• Given task: Can you write out all the lines word for word, with no pictures?

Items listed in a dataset
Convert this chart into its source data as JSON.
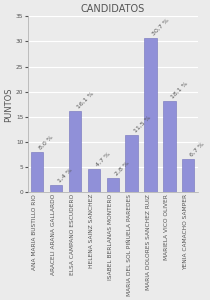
{
  "title": "CANDIDATOS",
  "ylabel": "PUNTOS",
  "categories": [
    "ANA MARIA BUSTILLO RIO",
    "ARACELI ARANA GALLARDO",
    "ELSA CAMPANO ESCUDERO",
    "HELENA SAINZ SANCHEZ",
    "ISABEL BERLANAS MONTERO",
    "MARIA DEL SOL PIÑUELA PAREDES",
    "MARIA DOLORES SANCHEZ RUIZ",
    "MARIELA VICO OLIVER",
    "YENIA CAMACHO SAMPER"
  ],
  "values": [
    8.0,
    1.4,
    16.1,
    4.7,
    2.8,
    11.5,
    30.7,
    18.1,
    6.7
  ],
  "labels": [
    "8,0 %",
    "1,4 %",
    "16,1 %",
    "4,7 %",
    "2,8 %",
    "11,5 %",
    "30,7 %",
    "18,1 %",
    "6,7 %"
  ],
  "bar_color": "#9090d8",
  "bar_edge_color": "#7070bb",
  "background_color": "#ebebeb",
  "plot_bg_color": "#ebebeb",
  "ylim": [
    0,
    35
  ],
  "yticks": [
    0,
    5,
    10,
    15,
    20,
    25,
    30,
    35
  ],
  "title_fontsize": 7,
  "label_fontsize": 4.5,
  "tick_fontsize": 4.2,
  "ylabel_fontsize": 6
}
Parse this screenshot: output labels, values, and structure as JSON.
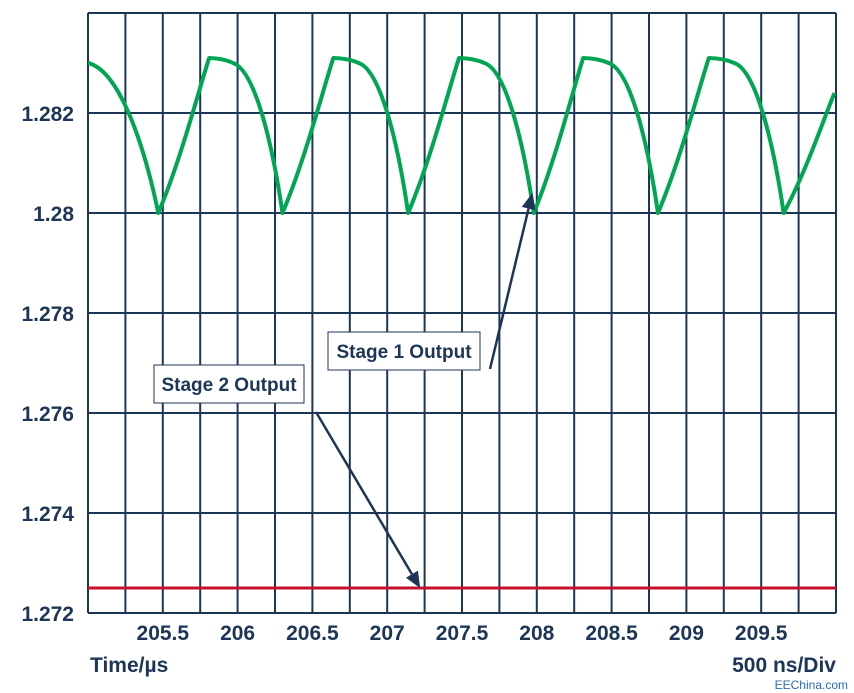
{
  "chart_data": {
    "type": "line",
    "xlabel": "Time/µs",
    "scale_label": "500 ns/Div",
    "xlim": [
      205.0,
      210.0
    ],
    "ylim": [
      1.272,
      1.284
    ],
    "x_ticks": [
      "205.5",
      "206",
      "206.5",
      "207",
      "207.5",
      "208",
      "208.5",
      "209",
      "209.5"
    ],
    "y_ticks": [
      "1.282",
      "1.28",
      "1.278",
      "1.276",
      "1.274",
      "1.272"
    ],
    "y_tick_values": [
      1.282,
      1.28,
      1.278,
      1.276,
      1.274,
      1.272
    ],
    "grid": true,
    "series": [
      {
        "name": "Stage 1 Output",
        "color": "#00a651",
        "x": [
          205.0,
          205.47,
          205.81,
          205.97,
          206.3,
          206.64,
          206.81,
          207.14,
          207.48,
          207.65,
          207.98,
          208.31,
          208.48,
          208.81,
          209.15,
          209.32,
          209.65,
          209.99
        ],
        "y": [
          1.283,
          1.28,
          1.2831,
          1.283,
          1.28,
          1.2831,
          1.283,
          1.28,
          1.2831,
          1.283,
          1.28,
          1.2831,
          1.283,
          1.28,
          1.2831,
          1.283,
          1.28,
          1.2824
        ],
        "shape": "sawtooth"
      },
      {
        "name": "Stage 2 Output",
        "color": "#c8102e",
        "x": [
          205.0,
          210.0
        ],
        "y": [
          1.2725,
          1.2725
        ]
      }
    ],
    "annotations": [
      {
        "text": "Stage 1 Output",
        "arrow_to": {
          "x": 207.97,
          "y": 1.2804
        }
      },
      {
        "text": "Stage 2 Output",
        "arrow_to": {
          "x": 207.22,
          "y": 1.2725
        }
      }
    ]
  },
  "watermark": "EEChina.com",
  "colors": {
    "grid": "#1d3557",
    "text": "#1d3557",
    "stage1": "#00a651",
    "stage2": "#c8102e"
  }
}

• Complete response:
Convert this chart into its source data as JSON.
{
  "title": "CANDIDATOS",
  "ylabel": "PUNTOS",
  "categories": [
    "ANA MARIA BUSTILLO RIO",
    "ARACELI ARANA GALLARDO",
    "ELSA CAMPANO ESCUDERO",
    "HELENA SAINZ SANCHEZ",
    "ISABEL BERLANAS MONTERO",
    "MARIA DEL SOL PIÑUELA PAREDES",
    "MARIA DOLORES SANCHEZ RUIZ",
    "MARIELA VICO OLIVER",
    "YENIA CAMACHO SAMPER"
  ],
  "values": [
    8.0,
    1.4,
    16.1,
    4.7,
    2.8,
    11.5,
    30.7,
    18.1,
    6.7
  ],
  "labels": [
    "8,0 %",
    "1,4 %",
    "16,1 %",
    "4,7 %",
    "2,8 %",
    "11,5 %",
    "30,7 %",
    "18,1 %",
    "6,7 %"
  ],
  "bar_color": "#9090d8",
  "bar_edge_color": "#7070bb",
  "background_color": "#ebebeb",
  "plot_bg_color": "#ebebeb",
  "ylim": [
    0,
    35
  ],
  "yticks": [
    0,
    5,
    10,
    15,
    20,
    25,
    30,
    35
  ],
  "title_fontsize": 7,
  "label_fontsize": 4.5,
  "tick_fontsize": 4.2,
  "ylabel_fontsize": 6
}
Parse this screenshot: output labels, values, and structure as JSON.
{
  "chart_data": {
    "type": "line",
    "xlabel": "Time/µs",
    "scale_label": "500 ns/Div",
    "xlim": [
      205.0,
      210.0
    ],
    "ylim": [
      1.272,
      1.284
    ],
    "x_ticks": [
      "205.5",
      "206",
      "206.5",
      "207",
      "207.5",
      "208",
      "208.5",
      "209",
      "209.5"
    ],
    "y_ticks": [
      "1.282",
      "1.28",
      "1.278",
      "1.276",
      "1.274",
      "1.272"
    ],
    "y_tick_values": [
      1.282,
      1.28,
      1.278,
      1.276,
      1.274,
      1.272
    ],
    "grid": true,
    "series": [
      {
        "name": "Stage 1 Output",
        "color": "#00a651",
        "x": [
          205.0,
          205.47,
          205.81,
          205.97,
          206.3,
          206.64,
          206.81,
          207.14,
          207.48,
          207.65,
          207.98,
          208.31,
          208.48,
          208.81,
          209.15,
          209.32,
          209.65,
          209.99
        ],
        "y": [
          1.283,
          1.28,
          1.2831,
          1.283,
          1.28,
          1.2831,
          1.283,
          1.28,
          1.2831,
          1.283,
          1.28,
          1.2831,
          1.283,
          1.28,
          1.2831,
          1.283,
          1.28,
          1.2824
        ],
        "shape": "sawtooth"
      },
      {
        "name": "Stage 2 Output",
        "color": "#c8102e",
        "x": [
          205.0,
          210.0
        ],
        "y": [
          1.2725,
          1.2725
        ]
      }
    ],
    "annotations": [
      {
        "text": "Stage 1 Output",
        "arrow_to": {
          "x": 207.97,
          "y": 1.2804
        }
      },
      {
        "text": "Stage 2 Output",
        "arrow_to": {
          "x": 207.22,
          "y": 1.2725
        }
      }
    ]
  },
  "watermark": "EEChina.com",
  "colors": {
    "grid": "#1d3557",
    "text": "#1d3557",
    "stage1": "#00a651",
    "stage2": "#c8102e"
  }
}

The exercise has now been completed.